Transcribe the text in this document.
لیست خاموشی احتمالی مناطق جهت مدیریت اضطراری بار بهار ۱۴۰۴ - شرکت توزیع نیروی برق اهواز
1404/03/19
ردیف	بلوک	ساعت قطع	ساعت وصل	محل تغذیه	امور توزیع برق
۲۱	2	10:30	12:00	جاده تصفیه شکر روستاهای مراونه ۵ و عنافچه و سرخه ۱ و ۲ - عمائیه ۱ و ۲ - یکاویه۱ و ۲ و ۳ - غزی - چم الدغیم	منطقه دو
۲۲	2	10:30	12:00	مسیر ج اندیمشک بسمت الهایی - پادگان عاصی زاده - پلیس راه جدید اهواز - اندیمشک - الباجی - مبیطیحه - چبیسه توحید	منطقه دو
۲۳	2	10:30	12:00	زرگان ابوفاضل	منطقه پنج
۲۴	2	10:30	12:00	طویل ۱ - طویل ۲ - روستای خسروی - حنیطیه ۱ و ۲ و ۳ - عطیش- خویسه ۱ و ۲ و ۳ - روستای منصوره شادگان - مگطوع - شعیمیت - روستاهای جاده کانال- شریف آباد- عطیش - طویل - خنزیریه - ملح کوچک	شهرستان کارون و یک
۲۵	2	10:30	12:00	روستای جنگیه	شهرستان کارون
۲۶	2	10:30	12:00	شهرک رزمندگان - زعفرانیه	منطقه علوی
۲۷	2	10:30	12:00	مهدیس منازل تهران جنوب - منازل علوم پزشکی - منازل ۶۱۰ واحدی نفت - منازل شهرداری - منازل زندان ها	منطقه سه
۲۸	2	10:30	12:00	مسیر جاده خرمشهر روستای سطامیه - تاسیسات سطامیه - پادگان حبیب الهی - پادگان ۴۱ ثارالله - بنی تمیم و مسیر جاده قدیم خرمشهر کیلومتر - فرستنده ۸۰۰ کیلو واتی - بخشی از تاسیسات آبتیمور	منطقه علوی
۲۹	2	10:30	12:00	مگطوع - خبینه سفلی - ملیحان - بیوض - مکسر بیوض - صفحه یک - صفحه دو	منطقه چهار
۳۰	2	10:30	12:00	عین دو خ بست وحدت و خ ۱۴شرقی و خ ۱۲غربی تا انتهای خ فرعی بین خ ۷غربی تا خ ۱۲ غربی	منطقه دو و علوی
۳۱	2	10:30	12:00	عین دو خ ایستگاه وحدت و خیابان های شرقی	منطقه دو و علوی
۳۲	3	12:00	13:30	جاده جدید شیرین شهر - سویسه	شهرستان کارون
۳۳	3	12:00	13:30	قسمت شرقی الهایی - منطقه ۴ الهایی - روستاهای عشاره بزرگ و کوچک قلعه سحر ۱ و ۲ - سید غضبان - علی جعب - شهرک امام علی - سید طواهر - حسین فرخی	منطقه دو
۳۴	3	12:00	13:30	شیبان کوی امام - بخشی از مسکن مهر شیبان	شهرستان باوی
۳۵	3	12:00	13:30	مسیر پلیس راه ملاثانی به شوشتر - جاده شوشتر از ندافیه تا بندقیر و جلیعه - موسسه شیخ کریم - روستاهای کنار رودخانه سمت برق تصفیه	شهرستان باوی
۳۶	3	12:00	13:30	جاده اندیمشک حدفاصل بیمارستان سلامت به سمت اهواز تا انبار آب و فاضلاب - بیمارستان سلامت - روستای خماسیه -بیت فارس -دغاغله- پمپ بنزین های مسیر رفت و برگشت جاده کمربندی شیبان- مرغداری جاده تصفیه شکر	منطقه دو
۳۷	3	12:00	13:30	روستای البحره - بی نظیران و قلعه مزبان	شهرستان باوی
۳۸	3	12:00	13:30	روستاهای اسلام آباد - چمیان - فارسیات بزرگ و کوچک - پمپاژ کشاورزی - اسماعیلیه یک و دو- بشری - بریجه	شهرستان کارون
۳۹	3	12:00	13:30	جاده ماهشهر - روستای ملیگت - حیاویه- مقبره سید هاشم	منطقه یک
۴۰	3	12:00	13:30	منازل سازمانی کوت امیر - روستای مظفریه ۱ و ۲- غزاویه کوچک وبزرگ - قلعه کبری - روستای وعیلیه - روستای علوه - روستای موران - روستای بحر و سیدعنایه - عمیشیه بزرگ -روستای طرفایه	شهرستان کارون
=======
● **WORK REQUIRED**
Reproduce each line holding the word "پادگان".

● **RESULT OF THE EXERCISE**
۲۲	2	10:30	12:00	مسیر ج اندیمشک بسمت الهایی - پادگان عاصی زاده - پلیس راه جدید اهواز - اندیمشک - الباجی - مبیطیحه - چبیسه توحید	منطقه دو
۲۸	2	10:30	12:00	مسیر جاده خرمشهر روستای سطامیه - تاسیسات سطامیه - پادگان حبیب الهی - پادگان ۴۱ ثارالله - بنی تمیم و مسیر جاده قدیم خرمشهر کیلومتر - فرستنده ۸۰۰ کیلو واتی - بخشی از تاسیسات آبتیمور	منطقه علوی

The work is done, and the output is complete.